● **Required work**: Find the lines below that contain the string "series". Copy each one.

● **Provided entries**:
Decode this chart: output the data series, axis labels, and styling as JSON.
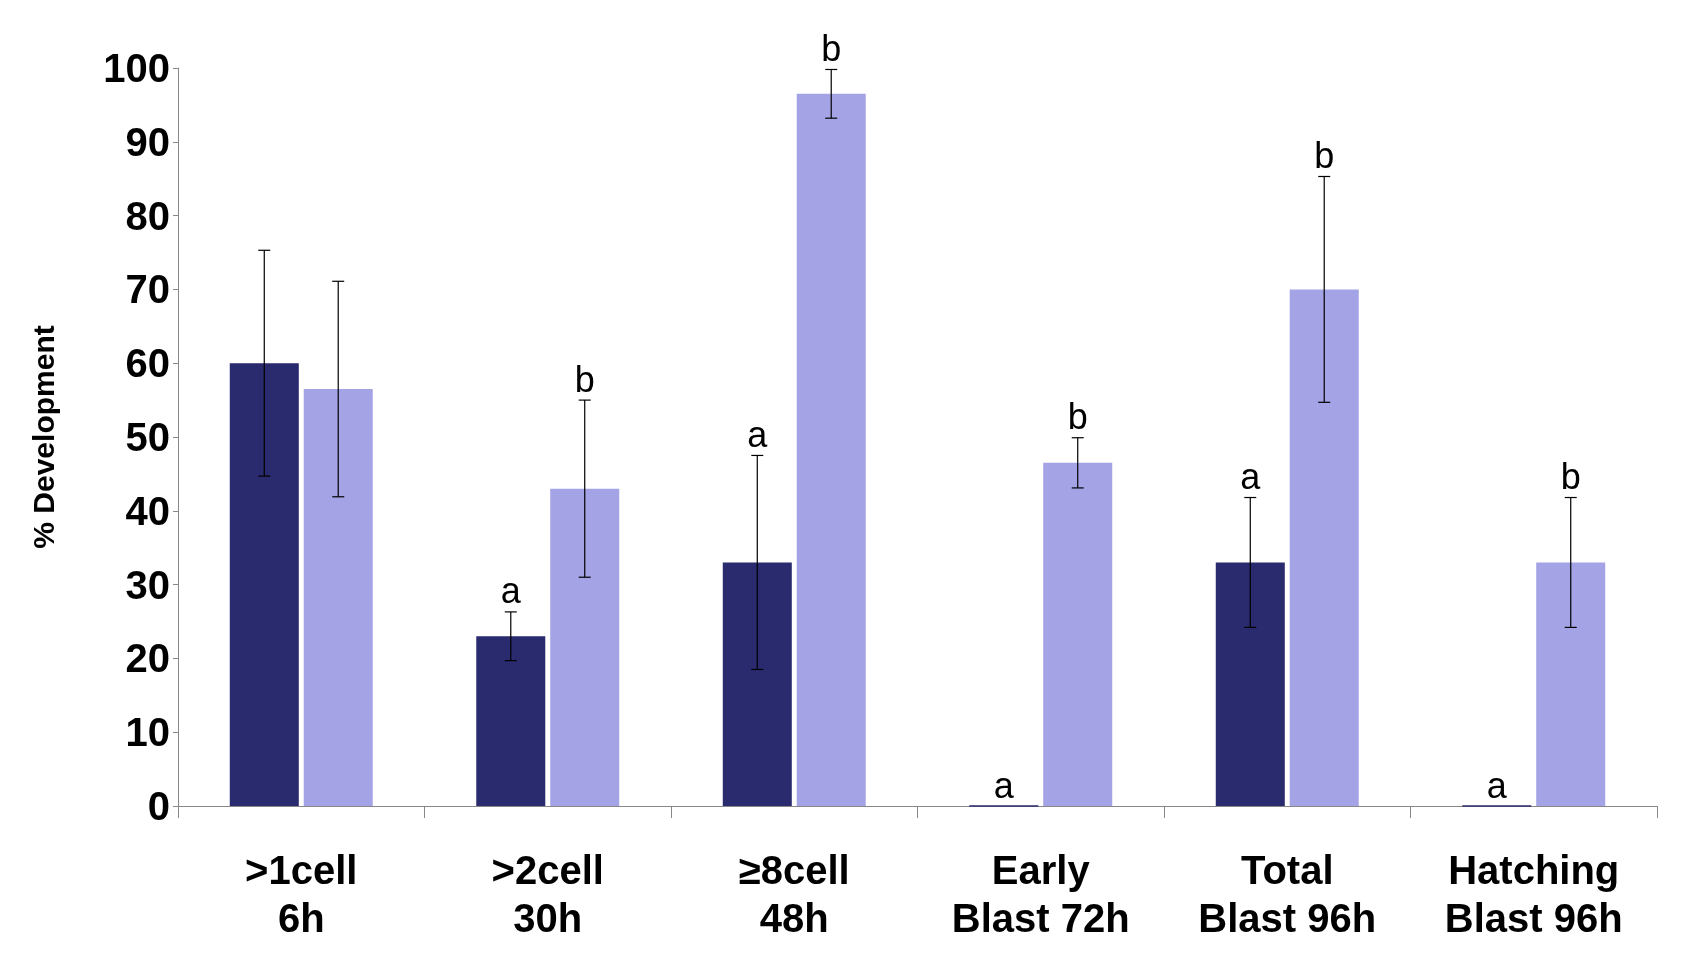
{
  "chart_data": {
    "type": "bar",
    "ylabel": "% Development",
    "categories": [
      ">1cell\n6h",
      ">2cell\n30h",
      "≥8cell\n48h",
      "Early\nBlast 72h",
      "Total\nBlast 96h",
      "Hatching\nBlast 96h"
    ],
    "series": [
      {
        "color": "#2a2a6e",
        "values": [
          60,
          23,
          33,
          0,
          33,
          0
        ],
        "errors": [
          15.3,
          3.3,
          14.5,
          null,
          8.8,
          null
        ],
        "value_labels": [
          null,
          "a",
          "a",
          "a",
          "a",
          "a"
        ]
      },
      {
        "color": "#a3a3e6",
        "values": [
          56.5,
          43,
          96.5,
          46.5,
          70,
          33
        ],
        "errors": [
          14.6,
          12,
          3.3,
          3.4,
          15.3,
          8.8
        ],
        "value_labels": [
          null,
          "b",
          "b",
          "b",
          "b",
          "b"
        ]
      }
    ],
    "ylim": [
      0,
      100
    ],
    "yticks": [
      0,
      10,
      20,
      30,
      40,
      50,
      60,
      70,
      80,
      90,
      100
    ],
    "grid": false
  }
}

● **Response**:
Decode this chart: output the data series, axis labels, and styling as JSON.
    "series": [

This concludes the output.